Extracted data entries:
........

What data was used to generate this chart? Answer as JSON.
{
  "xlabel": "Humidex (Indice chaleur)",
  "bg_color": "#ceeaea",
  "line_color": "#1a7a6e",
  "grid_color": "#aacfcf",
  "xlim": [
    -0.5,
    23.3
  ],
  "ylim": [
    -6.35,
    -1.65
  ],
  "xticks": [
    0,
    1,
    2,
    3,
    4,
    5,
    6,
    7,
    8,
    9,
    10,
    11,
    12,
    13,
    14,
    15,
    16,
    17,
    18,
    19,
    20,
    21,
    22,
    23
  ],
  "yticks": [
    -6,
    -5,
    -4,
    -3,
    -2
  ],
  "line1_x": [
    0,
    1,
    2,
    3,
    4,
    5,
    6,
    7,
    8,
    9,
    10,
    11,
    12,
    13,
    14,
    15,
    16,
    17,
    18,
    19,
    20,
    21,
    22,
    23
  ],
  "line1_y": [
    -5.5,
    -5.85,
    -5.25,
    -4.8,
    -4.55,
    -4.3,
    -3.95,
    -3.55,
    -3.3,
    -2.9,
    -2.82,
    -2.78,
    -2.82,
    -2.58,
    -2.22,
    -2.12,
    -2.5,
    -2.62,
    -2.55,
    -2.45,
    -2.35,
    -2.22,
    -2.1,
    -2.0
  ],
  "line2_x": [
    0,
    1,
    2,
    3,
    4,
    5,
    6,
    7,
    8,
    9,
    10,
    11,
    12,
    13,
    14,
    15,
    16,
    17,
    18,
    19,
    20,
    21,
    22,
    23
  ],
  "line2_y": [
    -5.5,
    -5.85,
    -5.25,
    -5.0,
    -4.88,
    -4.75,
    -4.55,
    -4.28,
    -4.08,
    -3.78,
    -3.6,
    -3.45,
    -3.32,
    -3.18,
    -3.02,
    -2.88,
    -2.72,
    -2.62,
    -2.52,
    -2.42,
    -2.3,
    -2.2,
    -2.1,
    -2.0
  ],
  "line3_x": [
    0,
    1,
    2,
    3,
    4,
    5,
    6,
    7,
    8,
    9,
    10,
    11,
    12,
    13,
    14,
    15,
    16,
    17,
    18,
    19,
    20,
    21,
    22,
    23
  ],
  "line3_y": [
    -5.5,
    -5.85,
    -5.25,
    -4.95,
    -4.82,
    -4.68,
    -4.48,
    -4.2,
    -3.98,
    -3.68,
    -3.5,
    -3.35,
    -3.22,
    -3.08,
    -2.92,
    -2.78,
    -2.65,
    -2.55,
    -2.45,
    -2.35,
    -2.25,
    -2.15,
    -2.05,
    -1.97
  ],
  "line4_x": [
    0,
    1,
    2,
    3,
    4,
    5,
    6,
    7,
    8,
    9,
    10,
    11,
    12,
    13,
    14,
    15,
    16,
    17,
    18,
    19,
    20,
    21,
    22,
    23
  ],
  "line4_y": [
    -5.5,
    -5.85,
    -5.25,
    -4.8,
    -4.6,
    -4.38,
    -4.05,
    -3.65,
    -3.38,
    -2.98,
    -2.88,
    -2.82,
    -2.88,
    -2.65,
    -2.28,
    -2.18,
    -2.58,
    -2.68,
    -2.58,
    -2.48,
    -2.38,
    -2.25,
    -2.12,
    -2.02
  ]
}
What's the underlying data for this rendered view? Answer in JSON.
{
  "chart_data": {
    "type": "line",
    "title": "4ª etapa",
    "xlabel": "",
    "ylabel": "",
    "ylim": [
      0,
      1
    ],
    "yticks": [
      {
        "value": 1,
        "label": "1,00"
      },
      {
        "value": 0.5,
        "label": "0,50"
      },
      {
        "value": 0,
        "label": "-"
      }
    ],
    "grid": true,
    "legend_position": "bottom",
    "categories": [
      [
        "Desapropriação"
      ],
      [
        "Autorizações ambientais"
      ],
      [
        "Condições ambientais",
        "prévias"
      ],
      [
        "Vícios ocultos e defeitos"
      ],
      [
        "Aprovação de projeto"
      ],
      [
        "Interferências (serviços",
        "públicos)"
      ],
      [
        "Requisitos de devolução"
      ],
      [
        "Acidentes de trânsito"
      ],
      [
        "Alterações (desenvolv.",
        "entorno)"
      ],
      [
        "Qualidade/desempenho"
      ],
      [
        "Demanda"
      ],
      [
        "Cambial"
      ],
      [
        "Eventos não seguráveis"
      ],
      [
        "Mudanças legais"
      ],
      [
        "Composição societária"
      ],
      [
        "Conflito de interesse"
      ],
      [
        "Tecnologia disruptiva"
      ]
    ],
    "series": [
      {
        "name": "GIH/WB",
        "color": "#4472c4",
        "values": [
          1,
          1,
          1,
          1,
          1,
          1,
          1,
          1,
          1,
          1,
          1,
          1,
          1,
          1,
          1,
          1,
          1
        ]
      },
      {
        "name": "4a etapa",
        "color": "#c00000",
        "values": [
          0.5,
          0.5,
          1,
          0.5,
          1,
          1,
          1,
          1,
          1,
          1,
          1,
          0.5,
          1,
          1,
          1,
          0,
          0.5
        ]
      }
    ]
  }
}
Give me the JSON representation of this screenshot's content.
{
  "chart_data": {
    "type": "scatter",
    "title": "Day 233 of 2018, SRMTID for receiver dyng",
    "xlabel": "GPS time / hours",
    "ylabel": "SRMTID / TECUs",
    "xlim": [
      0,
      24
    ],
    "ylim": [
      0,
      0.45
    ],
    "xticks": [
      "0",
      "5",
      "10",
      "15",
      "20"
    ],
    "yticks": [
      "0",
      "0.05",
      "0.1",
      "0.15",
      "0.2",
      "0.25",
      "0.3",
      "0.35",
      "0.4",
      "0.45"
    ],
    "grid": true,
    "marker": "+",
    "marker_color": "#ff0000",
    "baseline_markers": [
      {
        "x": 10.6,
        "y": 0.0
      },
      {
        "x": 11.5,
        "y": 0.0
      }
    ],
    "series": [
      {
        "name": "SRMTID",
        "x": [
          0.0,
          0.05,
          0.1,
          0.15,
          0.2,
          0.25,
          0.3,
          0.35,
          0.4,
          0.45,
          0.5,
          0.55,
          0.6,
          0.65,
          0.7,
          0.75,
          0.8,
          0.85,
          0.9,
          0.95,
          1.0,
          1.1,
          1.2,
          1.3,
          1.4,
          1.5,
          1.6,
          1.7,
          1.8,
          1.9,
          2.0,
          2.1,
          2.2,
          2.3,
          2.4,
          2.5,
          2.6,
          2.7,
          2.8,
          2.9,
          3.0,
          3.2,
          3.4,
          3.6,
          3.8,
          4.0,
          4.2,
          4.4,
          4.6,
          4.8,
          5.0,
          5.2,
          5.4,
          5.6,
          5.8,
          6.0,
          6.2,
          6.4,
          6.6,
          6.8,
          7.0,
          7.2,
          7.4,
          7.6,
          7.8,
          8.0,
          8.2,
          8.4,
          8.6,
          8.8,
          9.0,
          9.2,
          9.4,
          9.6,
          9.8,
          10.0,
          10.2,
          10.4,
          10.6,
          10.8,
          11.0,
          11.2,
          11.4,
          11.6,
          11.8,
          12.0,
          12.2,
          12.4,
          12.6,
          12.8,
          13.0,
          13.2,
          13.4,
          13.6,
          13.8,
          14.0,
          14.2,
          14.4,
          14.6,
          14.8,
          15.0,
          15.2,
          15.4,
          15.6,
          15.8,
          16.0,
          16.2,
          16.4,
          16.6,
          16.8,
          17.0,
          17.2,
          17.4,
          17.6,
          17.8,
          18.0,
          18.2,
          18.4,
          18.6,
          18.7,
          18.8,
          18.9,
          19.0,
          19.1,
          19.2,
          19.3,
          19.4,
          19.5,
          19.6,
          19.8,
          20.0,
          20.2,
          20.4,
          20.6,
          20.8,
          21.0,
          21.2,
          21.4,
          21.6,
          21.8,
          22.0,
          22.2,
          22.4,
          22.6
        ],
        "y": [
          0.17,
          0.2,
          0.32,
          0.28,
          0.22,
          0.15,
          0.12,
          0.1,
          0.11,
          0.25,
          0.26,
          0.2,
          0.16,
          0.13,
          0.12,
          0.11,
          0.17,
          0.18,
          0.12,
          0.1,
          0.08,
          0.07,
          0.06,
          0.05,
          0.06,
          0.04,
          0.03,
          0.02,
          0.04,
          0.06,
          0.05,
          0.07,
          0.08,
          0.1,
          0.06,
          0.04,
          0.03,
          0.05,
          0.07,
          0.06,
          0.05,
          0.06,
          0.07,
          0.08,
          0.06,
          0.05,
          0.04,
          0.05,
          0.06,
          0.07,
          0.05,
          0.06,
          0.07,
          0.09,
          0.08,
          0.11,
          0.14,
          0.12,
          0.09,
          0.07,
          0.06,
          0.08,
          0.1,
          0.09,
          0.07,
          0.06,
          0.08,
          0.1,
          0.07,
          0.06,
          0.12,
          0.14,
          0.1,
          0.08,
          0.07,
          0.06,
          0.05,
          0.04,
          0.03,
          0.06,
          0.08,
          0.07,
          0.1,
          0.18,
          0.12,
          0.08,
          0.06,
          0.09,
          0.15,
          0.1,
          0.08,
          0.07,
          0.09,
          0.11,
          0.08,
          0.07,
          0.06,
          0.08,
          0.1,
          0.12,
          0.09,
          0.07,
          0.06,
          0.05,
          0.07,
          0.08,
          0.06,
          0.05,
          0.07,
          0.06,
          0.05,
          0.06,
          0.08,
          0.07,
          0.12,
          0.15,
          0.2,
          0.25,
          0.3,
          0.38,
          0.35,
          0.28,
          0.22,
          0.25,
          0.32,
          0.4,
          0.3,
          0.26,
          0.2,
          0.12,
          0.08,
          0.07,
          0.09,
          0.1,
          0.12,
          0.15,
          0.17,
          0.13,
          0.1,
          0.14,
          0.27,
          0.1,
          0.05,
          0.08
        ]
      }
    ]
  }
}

........

WRITTEN REQUEST
Using the records above, copy each line that contains "title".

REPLY
    "title": "4ª etapa",
    "title": "Day 233 of 2018, SRMTID for receiver dyng",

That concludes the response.